▶ _Exercise_: Copy the lines below without any change, from the first one through the line containing "svg-text:00: 00 <box>1175 828 1191 845</box>", including both.

[Listings of boxed layout items]
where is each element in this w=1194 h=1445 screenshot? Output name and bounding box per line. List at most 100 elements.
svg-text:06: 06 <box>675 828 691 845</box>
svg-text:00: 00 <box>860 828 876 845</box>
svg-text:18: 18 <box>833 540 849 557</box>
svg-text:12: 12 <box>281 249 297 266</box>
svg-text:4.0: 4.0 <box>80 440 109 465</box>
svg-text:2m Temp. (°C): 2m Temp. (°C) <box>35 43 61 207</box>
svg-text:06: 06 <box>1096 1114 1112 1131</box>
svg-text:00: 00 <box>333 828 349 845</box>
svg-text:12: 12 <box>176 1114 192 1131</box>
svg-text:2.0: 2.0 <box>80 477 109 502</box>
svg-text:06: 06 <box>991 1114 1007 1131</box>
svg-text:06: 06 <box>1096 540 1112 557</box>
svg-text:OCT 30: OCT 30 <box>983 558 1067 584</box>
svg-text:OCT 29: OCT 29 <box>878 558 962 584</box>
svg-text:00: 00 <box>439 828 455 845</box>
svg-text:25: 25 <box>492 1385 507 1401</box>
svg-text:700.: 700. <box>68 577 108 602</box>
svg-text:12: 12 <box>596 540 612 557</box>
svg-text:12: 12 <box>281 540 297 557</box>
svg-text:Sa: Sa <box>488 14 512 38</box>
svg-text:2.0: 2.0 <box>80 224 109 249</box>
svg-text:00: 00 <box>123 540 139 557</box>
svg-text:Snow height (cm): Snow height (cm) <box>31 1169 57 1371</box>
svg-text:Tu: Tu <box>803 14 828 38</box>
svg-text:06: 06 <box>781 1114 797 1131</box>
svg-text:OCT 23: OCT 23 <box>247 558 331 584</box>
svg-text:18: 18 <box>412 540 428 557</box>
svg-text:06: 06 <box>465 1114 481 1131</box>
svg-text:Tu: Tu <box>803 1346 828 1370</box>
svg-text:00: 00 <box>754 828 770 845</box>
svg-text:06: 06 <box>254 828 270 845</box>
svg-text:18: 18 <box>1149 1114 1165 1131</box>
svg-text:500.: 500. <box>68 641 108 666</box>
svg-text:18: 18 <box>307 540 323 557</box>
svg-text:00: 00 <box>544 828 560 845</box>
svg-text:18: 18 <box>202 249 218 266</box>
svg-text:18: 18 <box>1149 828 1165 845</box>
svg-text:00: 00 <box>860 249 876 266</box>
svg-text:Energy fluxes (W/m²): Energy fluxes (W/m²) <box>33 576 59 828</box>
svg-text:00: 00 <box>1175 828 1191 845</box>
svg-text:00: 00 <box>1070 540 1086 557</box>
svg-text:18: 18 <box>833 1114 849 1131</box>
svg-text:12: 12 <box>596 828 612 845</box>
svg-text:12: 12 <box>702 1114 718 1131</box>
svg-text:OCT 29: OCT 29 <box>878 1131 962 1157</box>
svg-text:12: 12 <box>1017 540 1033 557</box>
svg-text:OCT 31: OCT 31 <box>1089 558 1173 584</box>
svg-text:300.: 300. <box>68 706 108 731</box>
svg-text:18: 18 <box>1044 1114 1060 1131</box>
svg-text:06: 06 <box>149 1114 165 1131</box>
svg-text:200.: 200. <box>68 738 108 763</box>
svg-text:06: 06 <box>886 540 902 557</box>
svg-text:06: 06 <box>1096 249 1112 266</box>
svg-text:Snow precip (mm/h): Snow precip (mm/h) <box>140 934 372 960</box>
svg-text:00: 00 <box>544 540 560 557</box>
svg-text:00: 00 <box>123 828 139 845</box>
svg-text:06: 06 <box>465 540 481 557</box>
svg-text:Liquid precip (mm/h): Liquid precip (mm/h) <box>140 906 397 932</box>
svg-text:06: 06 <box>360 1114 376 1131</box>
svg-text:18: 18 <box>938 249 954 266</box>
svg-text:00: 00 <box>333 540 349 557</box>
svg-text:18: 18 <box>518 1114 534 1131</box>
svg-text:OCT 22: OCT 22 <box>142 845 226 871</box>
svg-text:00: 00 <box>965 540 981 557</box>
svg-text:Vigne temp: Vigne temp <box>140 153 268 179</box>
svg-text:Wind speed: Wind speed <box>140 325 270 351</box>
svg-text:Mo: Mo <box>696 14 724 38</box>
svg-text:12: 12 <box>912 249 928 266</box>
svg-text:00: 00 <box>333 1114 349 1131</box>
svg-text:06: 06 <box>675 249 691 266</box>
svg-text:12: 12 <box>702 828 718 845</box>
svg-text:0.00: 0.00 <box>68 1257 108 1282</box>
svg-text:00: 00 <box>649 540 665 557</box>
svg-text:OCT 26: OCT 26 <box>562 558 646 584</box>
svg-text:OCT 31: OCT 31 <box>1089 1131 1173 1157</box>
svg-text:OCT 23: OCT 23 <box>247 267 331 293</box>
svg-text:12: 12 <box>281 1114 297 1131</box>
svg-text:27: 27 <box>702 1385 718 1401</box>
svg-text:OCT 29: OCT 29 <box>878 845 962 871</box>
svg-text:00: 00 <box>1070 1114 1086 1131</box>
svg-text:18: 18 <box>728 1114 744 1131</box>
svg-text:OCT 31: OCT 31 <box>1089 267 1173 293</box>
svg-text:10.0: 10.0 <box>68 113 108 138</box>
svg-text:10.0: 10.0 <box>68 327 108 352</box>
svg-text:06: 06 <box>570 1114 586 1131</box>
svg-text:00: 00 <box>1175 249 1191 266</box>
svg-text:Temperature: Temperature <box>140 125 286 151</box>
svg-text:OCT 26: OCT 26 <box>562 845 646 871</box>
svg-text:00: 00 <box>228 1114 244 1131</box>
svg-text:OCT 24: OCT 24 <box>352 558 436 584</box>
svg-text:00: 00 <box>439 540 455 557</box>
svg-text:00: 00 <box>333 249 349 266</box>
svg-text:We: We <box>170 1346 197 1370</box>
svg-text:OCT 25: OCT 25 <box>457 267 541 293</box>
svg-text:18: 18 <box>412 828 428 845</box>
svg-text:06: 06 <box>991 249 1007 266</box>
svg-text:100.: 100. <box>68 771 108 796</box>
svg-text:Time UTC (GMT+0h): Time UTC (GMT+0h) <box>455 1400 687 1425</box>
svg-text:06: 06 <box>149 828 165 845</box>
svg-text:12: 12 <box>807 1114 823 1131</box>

▶ _In response_:
where is each element in this w=1194 h=1445 screenshot? Output name and bounding box per line. List at most 100 elements.
svg-text:06: 06 <box>675 828 691 845</box>
svg-text:00: 00 <box>860 828 876 845</box>
svg-text:18: 18 <box>833 540 849 557</box>
svg-text:12: 12 <box>281 249 297 266</box>
svg-text:4.0: 4.0 <box>80 440 109 465</box>
svg-text:2m Temp. (°C): 2m Temp. (°C) <box>35 43 61 207</box>
svg-text:06: 06 <box>1096 1114 1112 1131</box>
svg-text:00: 00 <box>333 828 349 845</box>
svg-text:12: 12 <box>176 1114 192 1131</box>
svg-text:2.0: 2.0 <box>80 477 109 502</box>
svg-text:06: 06 <box>991 1114 1007 1131</box>
svg-text:06: 06 <box>1096 540 1112 557</box>
svg-text:OCT 30: OCT 30 <box>983 558 1067 584</box>
svg-text:OCT 29: OCT 29 <box>878 558 962 584</box>
svg-text:00: 00 <box>439 828 455 845</box>
svg-text:25: 25 <box>492 1385 507 1401</box>
svg-text:700.: 700. <box>68 577 108 602</box>
svg-text:12: 12 <box>596 540 612 557</box>
svg-text:12: 12 <box>281 540 297 557</box>
svg-text:Sa: Sa <box>488 14 512 38</box>
svg-text:2.0: 2.0 <box>80 224 109 249</box>
svg-text:00: 00 <box>123 540 139 557</box>
svg-text:Snow height (cm): Snow height (cm) <box>31 1169 57 1371</box>
svg-text:Tu: Tu <box>803 14 828 38</box>
svg-text:06: 06 <box>781 1114 797 1131</box>
svg-text:OCT 23: OCT 23 <box>247 558 331 584</box>
svg-text:18: 18 <box>412 540 428 557</box>
svg-text:06: 06 <box>465 1114 481 1131</box>
svg-text:Tu: Tu <box>803 1346 828 1370</box>
svg-text:00: 00 <box>754 828 770 845</box>
svg-text:06: 06 <box>254 828 270 845</box>
svg-text:18: 18 <box>1149 1114 1165 1131</box>
svg-text:500.: 500. <box>68 641 108 666</box>
svg-text:18: 18 <box>307 540 323 557</box>
svg-text:00: 00 <box>544 828 560 845</box>
svg-text:18: 18 <box>202 249 218 266</box>
svg-text:18: 18 <box>1149 828 1165 845</box>
svg-text:00: 00 <box>860 249 876 266</box>
svg-text:Energy fluxes (W/m²): Energy fluxes (W/m²) <box>33 576 59 828</box>
svg-text:00: 00 <box>1175 828 1191 845</box>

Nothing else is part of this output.